What the exercise asks:
Sift the listing for lines that hold the string "name" and pull them out.

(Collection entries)

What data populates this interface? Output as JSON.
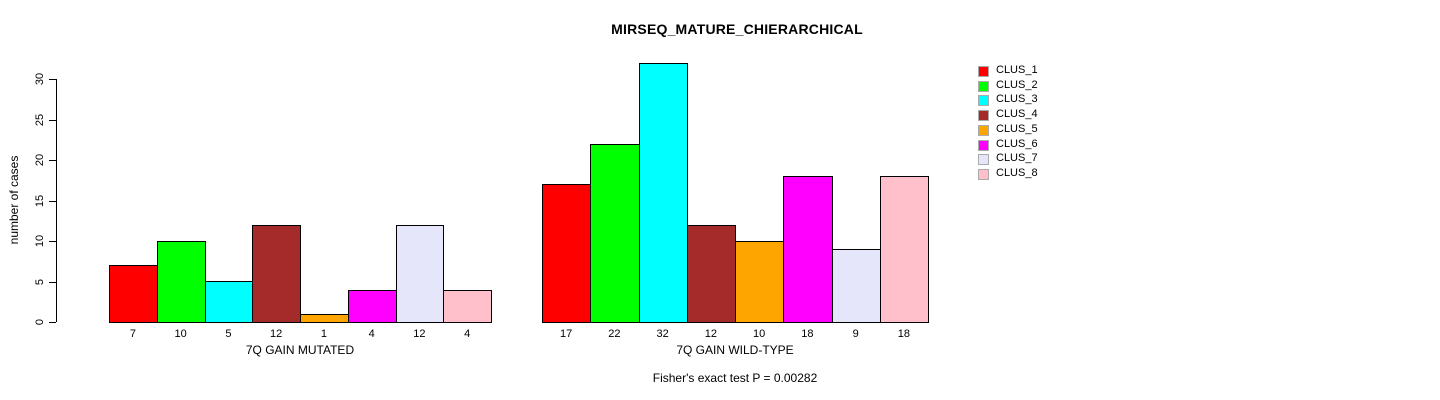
{
  "chart_data": {
    "type": "bar",
    "title": "MIRSEQ_MATURE_CHIERARCHICAL",
    "ylabel": "number of cases",
    "xlabel": "",
    "ylim": [
      0,
      30
    ],
    "yticks": [
      0,
      5,
      10,
      15,
      20,
      25,
      30
    ],
    "grid": false,
    "legend_position": "right",
    "bar_value_labels_shown": true,
    "categories": [
      "7Q GAIN MUTATED",
      "7Q GAIN WILD-TYPE"
    ],
    "series": [
      {
        "name": "CLUS_1",
        "color": "#FF0000",
        "values": [
          7,
          17
        ]
      },
      {
        "name": "CLUS_2",
        "color": "#00FF00",
        "values": [
          10,
          22
        ]
      },
      {
        "name": "CLUS_3",
        "color": "#00FFFF",
        "values": [
          5,
          32
        ]
      },
      {
        "name": "CLUS_4",
        "color": "#A52A2A",
        "values": [
          12,
          12
        ]
      },
      {
        "name": "CLUS_5",
        "color": "#FFA500",
        "values": [
          1,
          10
        ]
      },
      {
        "name": "CLUS_6",
        "color": "#FF00FF",
        "values": [
          4,
          18
        ]
      },
      {
        "name": "CLUS_7",
        "color": "#E6E6FA",
        "values": [
          12,
          9
        ]
      },
      {
        "name": "CLUS_8",
        "color": "#FFC0CB",
        "values": [
          4,
          18
        ]
      }
    ],
    "caption": "Fisher's exact test P = 0.00282",
    "axis_color": "#000000",
    "background_color": "#ffffff"
  }
}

The reply:
        "name": "CLUS_1",
        "name": "CLUS_2",
        "name": "CLUS_3",
        "name": "CLUS_4",
        "name": "CLUS_5",
        "name": "CLUS_6",
        "name": "CLUS_7",
        "name": "CLUS_8",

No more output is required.